### Dataset excerpts
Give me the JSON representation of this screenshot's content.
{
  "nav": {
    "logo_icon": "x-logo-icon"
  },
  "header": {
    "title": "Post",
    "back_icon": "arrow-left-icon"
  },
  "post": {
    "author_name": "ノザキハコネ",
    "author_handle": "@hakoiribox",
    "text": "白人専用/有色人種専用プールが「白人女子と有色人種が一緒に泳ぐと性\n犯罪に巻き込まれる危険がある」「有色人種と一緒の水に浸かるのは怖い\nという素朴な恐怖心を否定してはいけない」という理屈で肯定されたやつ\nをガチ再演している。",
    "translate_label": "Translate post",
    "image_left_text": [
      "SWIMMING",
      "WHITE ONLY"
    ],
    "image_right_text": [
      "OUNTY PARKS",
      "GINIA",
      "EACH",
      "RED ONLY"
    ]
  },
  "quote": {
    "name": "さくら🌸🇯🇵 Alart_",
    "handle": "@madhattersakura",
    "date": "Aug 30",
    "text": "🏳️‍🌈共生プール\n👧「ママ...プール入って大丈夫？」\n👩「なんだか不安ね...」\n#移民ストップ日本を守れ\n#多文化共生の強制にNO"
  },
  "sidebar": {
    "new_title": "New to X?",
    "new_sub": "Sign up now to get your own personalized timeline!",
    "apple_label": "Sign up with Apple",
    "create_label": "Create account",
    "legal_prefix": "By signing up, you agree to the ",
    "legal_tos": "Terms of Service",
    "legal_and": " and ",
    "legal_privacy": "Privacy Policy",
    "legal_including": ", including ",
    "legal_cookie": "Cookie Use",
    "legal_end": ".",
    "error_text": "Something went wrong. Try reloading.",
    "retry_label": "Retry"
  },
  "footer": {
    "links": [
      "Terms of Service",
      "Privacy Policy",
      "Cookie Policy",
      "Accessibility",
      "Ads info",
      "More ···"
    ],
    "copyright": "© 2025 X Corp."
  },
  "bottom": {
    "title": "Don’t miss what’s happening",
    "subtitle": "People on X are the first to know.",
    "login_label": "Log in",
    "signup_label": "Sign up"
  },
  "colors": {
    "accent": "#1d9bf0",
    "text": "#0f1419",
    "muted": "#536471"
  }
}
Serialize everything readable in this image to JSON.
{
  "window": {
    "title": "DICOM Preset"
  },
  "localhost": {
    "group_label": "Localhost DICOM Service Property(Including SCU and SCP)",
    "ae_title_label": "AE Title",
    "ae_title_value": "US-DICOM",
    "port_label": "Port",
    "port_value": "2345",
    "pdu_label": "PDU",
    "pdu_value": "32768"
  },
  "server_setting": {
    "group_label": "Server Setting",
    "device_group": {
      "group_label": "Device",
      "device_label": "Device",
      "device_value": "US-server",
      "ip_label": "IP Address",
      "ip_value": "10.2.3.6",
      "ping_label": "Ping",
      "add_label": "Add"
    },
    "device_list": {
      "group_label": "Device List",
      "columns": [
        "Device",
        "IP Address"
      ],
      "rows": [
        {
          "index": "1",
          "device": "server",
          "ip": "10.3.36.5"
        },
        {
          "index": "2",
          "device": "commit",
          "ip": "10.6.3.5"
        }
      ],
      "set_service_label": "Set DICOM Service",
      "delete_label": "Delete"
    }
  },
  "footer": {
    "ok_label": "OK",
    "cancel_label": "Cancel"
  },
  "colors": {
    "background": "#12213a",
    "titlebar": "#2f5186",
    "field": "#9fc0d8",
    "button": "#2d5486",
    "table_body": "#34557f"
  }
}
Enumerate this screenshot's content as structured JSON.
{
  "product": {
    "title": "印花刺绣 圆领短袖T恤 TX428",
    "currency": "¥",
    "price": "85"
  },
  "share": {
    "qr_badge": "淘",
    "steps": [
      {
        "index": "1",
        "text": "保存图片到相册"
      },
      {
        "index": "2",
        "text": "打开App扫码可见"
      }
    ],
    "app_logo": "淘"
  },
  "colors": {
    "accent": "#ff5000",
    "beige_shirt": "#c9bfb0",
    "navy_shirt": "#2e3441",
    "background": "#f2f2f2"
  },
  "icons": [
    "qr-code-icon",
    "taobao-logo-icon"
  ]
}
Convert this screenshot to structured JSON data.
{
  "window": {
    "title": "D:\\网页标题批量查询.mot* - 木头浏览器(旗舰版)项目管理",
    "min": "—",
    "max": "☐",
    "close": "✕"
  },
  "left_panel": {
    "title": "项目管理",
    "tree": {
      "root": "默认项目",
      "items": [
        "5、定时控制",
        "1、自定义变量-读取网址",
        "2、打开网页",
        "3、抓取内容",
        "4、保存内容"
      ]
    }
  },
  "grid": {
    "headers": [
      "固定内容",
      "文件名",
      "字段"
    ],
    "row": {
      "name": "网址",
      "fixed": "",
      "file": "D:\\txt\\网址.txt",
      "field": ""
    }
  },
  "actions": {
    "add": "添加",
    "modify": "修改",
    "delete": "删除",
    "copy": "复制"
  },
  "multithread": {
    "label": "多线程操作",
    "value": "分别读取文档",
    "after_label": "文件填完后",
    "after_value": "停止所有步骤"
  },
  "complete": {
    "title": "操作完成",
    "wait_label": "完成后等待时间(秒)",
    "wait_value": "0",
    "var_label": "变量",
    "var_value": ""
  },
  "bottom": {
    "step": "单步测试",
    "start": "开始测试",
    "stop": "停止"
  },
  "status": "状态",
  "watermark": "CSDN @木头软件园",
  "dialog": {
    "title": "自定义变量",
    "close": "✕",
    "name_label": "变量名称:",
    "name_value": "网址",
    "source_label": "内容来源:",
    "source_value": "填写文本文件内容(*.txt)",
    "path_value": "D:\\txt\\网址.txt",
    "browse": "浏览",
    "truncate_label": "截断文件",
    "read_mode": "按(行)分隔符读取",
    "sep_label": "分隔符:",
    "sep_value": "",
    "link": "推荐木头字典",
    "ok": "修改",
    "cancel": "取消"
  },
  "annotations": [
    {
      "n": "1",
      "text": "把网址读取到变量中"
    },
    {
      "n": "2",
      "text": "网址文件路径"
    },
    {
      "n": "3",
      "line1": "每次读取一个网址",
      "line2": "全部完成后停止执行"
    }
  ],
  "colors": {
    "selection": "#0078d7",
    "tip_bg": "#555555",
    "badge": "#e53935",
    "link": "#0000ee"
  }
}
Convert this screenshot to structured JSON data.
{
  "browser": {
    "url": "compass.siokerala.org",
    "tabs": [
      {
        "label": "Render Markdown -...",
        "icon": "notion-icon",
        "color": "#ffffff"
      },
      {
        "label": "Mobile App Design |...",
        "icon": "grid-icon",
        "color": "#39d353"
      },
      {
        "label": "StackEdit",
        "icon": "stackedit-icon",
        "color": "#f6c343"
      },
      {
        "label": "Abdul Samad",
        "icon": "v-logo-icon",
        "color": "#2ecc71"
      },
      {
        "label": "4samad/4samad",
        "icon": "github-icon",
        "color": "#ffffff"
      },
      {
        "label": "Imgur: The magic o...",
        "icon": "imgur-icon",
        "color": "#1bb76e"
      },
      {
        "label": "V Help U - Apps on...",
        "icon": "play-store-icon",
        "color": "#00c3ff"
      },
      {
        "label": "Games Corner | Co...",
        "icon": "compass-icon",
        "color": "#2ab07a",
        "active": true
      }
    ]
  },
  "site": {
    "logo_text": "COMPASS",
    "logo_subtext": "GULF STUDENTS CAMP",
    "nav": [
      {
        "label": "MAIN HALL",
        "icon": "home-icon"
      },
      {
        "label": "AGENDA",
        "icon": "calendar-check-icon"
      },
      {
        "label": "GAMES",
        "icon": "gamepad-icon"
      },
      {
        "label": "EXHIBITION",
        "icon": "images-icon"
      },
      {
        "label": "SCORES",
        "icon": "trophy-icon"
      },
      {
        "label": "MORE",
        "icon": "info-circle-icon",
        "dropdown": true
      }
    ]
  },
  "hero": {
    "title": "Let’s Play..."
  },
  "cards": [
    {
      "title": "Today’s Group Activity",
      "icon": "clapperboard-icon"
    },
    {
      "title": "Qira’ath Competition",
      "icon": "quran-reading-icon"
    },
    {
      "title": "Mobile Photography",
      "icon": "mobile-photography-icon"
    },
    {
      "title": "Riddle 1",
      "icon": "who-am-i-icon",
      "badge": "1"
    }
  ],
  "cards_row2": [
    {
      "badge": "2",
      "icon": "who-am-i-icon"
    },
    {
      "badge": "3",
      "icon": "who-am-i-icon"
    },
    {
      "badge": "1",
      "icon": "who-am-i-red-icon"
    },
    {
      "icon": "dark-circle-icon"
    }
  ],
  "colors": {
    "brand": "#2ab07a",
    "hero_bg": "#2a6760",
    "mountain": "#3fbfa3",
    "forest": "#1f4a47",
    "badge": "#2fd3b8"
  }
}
######
*Task*:
Go through the records and pull out each line that includes the word "this".

*Answer to the task*:
Give me the JSON representation of this screenshot's content.
Serialize everything readable in this image to JSON.
Enumerate this screenshot's content as structured JSON.
Convert this screenshot to structured JSON data.
Convert this screenshot to structured JSON data.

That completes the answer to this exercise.